*What is required*.
Return each line of the records holding the string "肺静脉起自肺门".

*Recorded data*.
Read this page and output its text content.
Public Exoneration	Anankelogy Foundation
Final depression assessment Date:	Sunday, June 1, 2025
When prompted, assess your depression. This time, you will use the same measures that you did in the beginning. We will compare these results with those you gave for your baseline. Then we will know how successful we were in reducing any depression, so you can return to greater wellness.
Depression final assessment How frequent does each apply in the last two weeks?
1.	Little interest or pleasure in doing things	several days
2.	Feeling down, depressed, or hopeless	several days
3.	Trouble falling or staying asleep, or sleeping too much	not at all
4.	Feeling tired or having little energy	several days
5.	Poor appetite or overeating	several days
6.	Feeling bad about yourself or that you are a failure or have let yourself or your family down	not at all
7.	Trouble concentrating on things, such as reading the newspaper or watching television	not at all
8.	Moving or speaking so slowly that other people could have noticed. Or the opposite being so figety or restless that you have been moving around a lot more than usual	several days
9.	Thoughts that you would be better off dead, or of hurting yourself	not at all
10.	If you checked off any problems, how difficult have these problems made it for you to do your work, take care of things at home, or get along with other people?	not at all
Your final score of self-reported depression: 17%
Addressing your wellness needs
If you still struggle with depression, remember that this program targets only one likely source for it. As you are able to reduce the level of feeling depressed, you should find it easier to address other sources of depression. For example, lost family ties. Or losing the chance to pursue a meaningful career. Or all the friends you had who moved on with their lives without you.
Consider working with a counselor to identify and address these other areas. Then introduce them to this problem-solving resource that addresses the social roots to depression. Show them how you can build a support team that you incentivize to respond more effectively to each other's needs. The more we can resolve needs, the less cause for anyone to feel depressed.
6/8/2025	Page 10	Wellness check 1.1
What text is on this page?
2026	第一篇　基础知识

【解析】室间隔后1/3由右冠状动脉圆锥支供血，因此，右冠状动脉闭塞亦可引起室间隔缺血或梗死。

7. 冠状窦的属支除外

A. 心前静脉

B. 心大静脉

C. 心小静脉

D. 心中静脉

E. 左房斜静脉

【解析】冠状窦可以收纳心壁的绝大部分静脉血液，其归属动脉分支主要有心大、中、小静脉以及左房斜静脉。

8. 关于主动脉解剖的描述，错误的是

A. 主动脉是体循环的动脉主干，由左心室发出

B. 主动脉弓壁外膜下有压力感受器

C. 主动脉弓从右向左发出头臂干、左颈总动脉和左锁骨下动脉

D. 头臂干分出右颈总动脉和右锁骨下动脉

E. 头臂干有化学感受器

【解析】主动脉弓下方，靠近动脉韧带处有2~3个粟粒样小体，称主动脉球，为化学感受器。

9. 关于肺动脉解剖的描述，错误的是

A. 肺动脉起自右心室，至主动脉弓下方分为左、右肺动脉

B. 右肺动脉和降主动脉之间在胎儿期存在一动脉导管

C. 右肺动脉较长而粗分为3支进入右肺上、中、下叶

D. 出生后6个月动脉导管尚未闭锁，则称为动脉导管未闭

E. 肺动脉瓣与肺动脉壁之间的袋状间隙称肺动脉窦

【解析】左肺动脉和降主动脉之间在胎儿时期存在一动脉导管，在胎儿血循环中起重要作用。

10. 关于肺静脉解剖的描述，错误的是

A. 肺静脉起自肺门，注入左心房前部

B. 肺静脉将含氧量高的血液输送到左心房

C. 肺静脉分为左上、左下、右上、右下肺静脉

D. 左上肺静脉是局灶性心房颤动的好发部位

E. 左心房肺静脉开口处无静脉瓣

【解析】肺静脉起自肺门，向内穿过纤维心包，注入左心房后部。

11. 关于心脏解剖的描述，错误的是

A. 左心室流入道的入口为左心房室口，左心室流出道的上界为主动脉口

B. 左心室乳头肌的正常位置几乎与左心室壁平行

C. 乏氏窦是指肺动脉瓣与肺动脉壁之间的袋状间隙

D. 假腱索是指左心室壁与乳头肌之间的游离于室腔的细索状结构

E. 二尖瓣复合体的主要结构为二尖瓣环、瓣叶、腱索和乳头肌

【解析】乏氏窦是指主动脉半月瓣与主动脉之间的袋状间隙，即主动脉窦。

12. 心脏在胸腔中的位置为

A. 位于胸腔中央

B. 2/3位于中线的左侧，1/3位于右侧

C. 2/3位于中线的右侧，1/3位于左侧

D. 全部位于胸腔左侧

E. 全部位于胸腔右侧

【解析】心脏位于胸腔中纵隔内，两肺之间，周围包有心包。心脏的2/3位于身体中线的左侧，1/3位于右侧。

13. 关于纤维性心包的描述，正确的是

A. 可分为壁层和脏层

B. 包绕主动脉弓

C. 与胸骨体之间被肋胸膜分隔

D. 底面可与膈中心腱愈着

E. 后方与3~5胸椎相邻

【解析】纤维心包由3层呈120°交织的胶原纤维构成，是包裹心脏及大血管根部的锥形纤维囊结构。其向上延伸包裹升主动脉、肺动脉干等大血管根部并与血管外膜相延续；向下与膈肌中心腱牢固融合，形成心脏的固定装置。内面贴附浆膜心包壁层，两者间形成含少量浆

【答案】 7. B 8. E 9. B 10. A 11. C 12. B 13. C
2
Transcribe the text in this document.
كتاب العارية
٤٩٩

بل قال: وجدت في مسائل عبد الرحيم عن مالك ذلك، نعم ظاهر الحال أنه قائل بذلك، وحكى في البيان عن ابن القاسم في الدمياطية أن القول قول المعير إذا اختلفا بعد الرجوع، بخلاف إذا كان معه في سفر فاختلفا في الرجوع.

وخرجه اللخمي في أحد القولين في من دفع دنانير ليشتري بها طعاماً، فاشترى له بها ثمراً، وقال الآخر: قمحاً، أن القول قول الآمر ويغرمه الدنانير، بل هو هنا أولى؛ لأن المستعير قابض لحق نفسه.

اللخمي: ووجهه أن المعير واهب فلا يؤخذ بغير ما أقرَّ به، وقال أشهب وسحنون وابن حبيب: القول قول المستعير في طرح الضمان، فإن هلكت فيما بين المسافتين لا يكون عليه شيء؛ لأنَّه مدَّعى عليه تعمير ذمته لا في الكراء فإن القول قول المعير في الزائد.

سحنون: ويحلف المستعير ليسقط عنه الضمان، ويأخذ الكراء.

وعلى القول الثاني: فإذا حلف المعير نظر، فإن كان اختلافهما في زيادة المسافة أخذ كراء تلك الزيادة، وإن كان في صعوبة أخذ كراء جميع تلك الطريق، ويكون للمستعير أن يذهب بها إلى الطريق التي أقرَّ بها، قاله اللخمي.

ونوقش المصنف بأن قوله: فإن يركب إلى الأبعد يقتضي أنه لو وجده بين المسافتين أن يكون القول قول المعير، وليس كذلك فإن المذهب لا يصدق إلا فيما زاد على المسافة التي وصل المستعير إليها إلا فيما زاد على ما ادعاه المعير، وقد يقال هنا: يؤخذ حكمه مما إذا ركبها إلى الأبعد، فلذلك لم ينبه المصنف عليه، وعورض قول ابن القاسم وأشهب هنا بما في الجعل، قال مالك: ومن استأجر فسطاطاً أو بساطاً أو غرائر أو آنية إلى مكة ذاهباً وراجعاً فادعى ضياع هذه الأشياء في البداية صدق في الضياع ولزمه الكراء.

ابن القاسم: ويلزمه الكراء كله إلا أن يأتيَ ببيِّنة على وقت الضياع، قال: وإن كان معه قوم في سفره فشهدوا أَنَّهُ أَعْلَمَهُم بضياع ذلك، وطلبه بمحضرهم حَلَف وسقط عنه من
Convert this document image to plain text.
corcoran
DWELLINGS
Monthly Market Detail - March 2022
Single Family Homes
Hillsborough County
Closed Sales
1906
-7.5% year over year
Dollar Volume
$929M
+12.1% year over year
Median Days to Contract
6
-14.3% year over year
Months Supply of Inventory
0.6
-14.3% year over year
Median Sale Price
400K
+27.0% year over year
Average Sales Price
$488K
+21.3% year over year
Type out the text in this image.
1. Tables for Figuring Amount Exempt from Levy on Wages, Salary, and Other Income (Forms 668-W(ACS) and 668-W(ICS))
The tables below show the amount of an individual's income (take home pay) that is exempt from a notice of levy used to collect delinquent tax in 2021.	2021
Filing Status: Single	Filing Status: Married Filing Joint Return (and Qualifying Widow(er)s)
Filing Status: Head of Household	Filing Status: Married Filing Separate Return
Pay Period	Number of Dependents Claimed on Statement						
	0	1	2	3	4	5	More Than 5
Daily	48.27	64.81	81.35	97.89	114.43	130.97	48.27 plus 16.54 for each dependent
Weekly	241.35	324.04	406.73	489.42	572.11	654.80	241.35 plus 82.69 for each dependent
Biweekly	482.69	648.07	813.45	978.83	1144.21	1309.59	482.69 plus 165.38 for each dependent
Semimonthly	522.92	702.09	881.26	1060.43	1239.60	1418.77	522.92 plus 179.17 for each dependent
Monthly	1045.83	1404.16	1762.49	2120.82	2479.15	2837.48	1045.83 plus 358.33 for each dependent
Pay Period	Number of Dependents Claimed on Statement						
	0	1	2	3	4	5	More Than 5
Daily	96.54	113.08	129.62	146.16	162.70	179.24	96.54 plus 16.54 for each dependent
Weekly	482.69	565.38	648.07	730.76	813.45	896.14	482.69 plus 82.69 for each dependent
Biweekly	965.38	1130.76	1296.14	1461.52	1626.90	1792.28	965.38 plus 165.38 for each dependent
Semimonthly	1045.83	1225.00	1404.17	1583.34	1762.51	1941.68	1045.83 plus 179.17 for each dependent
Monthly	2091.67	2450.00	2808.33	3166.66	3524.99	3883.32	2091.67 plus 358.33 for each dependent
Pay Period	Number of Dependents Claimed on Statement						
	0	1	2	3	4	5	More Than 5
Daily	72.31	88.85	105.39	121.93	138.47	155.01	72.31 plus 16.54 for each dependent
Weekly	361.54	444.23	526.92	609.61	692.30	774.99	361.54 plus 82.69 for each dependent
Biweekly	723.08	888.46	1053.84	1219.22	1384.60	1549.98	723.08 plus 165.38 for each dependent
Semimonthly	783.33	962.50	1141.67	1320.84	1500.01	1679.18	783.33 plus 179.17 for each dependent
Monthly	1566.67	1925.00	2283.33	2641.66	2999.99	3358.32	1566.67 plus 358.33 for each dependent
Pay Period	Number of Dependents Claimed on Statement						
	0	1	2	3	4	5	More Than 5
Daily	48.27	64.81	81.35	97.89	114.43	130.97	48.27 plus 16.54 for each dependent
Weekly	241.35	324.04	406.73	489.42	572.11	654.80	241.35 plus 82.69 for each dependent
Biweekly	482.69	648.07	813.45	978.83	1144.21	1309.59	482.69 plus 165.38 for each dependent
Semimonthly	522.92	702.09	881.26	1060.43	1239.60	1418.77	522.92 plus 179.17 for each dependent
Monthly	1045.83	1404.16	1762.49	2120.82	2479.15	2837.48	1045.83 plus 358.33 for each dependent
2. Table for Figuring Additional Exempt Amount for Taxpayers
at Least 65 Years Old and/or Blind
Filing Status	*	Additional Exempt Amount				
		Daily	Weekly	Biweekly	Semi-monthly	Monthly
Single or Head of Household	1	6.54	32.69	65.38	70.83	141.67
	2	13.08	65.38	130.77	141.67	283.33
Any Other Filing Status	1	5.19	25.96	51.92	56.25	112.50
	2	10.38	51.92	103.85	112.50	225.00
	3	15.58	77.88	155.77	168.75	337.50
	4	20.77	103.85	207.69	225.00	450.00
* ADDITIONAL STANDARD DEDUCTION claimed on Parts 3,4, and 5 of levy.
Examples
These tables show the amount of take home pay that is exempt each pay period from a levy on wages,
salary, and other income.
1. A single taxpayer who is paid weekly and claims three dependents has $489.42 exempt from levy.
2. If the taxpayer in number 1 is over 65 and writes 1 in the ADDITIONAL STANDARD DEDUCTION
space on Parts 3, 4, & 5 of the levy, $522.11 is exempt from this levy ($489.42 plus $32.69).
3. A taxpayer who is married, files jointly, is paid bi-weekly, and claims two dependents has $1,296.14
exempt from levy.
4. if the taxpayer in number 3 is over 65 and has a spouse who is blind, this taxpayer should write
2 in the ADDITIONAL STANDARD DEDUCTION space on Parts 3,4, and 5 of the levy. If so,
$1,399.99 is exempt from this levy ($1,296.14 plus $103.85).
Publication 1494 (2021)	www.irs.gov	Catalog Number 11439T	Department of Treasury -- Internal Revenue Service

*Output below*.
A. 肺静脉起自肺门，注入左心房前部
【解析】肺静脉起自肺门，向内穿过纤维心包，注入左心房后部。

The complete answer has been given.